### YOUR TASK
What lines of the data include the string "vertical"? Copy them all.

Begin

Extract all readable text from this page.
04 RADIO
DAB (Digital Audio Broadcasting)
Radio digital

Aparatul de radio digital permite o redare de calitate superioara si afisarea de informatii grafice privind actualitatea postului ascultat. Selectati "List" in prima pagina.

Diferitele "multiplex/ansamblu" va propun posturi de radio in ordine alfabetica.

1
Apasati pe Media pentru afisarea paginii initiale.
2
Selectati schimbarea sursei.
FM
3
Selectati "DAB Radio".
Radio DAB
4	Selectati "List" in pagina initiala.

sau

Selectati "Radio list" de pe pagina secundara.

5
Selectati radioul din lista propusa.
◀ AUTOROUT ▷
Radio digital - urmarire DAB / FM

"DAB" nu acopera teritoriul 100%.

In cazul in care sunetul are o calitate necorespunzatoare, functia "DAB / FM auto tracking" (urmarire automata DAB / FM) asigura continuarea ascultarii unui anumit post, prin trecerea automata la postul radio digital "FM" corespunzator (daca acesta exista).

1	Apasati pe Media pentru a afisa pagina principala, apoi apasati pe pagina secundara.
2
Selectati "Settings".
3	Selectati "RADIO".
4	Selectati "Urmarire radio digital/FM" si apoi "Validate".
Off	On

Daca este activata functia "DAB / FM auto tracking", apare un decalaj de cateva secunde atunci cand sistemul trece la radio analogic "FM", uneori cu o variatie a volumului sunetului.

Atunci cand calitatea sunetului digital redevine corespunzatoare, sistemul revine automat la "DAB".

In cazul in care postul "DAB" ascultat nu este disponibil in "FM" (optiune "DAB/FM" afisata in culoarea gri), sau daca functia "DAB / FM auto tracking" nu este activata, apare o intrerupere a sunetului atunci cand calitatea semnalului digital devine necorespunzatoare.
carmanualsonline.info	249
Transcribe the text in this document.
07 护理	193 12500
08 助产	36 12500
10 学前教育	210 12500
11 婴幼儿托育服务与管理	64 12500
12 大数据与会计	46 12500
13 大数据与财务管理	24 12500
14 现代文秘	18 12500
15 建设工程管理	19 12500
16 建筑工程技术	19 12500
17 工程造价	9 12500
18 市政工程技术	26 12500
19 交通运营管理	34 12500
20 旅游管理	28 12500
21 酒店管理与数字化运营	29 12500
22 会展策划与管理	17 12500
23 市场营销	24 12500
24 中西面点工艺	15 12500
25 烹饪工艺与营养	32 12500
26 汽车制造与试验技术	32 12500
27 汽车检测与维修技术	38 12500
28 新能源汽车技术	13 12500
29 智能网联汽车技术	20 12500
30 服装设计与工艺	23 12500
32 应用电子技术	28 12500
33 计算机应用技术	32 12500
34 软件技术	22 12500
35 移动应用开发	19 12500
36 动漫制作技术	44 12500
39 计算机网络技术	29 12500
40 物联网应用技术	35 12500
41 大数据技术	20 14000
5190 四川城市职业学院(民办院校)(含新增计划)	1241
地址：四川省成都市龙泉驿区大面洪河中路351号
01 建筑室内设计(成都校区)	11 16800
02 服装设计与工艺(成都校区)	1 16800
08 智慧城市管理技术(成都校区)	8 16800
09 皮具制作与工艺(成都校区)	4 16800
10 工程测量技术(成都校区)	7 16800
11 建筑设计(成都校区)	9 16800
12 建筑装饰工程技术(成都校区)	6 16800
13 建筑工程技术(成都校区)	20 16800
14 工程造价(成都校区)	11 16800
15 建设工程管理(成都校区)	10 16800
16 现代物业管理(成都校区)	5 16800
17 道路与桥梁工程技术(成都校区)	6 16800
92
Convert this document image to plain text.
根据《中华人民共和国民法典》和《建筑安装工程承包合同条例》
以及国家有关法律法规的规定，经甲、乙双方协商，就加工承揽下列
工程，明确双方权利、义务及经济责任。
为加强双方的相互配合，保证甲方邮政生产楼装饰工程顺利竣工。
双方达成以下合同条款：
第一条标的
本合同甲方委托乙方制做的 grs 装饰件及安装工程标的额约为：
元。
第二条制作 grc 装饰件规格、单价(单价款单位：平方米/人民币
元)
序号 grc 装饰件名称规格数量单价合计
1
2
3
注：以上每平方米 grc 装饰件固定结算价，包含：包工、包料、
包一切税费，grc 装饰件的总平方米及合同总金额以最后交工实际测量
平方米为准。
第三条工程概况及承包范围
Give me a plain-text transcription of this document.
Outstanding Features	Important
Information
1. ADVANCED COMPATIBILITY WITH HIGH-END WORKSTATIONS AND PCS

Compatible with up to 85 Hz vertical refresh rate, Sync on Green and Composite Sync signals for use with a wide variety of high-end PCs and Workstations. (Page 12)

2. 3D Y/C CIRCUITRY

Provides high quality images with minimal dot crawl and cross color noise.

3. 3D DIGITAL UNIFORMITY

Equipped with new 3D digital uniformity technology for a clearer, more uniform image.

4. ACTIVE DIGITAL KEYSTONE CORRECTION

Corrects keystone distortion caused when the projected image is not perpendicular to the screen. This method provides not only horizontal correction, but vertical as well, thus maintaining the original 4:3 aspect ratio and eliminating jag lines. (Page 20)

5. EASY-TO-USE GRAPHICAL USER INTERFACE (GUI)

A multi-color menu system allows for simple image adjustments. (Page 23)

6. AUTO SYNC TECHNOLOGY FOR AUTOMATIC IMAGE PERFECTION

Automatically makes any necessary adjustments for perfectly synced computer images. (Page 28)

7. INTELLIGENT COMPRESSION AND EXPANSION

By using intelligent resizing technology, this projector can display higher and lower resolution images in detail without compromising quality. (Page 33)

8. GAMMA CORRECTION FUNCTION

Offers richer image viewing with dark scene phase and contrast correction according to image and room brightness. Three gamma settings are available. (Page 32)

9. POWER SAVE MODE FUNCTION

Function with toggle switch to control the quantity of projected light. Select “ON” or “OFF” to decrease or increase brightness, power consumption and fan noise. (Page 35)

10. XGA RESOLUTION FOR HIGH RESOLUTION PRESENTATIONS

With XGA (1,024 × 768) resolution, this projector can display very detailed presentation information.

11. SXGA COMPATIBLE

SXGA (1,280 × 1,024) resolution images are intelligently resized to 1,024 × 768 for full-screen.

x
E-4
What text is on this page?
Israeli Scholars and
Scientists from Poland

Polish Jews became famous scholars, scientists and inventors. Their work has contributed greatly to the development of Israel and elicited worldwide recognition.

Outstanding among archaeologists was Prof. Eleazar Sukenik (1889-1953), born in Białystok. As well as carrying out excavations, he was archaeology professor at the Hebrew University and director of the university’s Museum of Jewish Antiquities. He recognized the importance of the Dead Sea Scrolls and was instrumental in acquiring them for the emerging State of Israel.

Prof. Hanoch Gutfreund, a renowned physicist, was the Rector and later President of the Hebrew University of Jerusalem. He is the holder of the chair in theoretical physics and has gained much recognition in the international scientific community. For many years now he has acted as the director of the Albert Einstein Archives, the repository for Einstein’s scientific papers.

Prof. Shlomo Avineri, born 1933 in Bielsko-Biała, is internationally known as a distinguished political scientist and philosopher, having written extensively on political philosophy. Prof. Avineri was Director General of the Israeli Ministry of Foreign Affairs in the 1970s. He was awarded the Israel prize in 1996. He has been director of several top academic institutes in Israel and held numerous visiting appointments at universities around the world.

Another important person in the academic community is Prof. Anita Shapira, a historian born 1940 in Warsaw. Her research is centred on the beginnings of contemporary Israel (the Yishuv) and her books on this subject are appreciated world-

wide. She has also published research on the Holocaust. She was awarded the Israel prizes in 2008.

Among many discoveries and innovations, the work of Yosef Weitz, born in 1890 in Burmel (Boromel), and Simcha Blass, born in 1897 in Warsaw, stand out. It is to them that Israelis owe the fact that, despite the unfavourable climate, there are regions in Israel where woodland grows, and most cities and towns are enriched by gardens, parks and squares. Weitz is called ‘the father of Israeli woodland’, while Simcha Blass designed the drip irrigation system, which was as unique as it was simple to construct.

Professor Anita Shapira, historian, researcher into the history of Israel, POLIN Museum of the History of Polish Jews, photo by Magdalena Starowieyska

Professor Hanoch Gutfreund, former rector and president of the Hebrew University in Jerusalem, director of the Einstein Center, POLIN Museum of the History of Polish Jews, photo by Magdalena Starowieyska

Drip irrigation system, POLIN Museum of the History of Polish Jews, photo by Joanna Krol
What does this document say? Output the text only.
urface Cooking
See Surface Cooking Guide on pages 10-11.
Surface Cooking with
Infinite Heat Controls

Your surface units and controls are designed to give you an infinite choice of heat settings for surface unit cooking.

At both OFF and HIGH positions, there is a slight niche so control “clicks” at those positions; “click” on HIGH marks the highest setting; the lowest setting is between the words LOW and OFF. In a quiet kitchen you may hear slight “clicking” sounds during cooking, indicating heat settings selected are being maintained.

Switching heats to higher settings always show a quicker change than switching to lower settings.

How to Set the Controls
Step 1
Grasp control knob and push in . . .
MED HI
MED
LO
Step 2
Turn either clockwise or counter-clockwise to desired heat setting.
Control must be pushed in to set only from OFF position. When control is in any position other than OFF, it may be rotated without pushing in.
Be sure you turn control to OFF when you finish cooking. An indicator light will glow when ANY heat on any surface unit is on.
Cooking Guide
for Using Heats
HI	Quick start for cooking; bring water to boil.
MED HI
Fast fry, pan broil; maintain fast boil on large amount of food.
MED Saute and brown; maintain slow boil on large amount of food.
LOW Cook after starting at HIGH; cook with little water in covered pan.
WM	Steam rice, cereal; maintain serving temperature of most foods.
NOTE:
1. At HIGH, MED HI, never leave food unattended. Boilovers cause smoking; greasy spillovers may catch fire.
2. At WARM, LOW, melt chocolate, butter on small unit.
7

End

### THE COMPLETED TASK
Compatible with up to 85 Hz vertical refresh rate, Sync on Green and Composite Sync signals for use with a wide variety of high-end PCs and Workstations. (Page 12)
Corrects keystone distortion caused when the projected image is not perpendicular to the screen. This method provides not only horizontal correction, but vertical as well, thus maintaining the original 4:3 aspect ratio and eliminating jag lines. (Page 20)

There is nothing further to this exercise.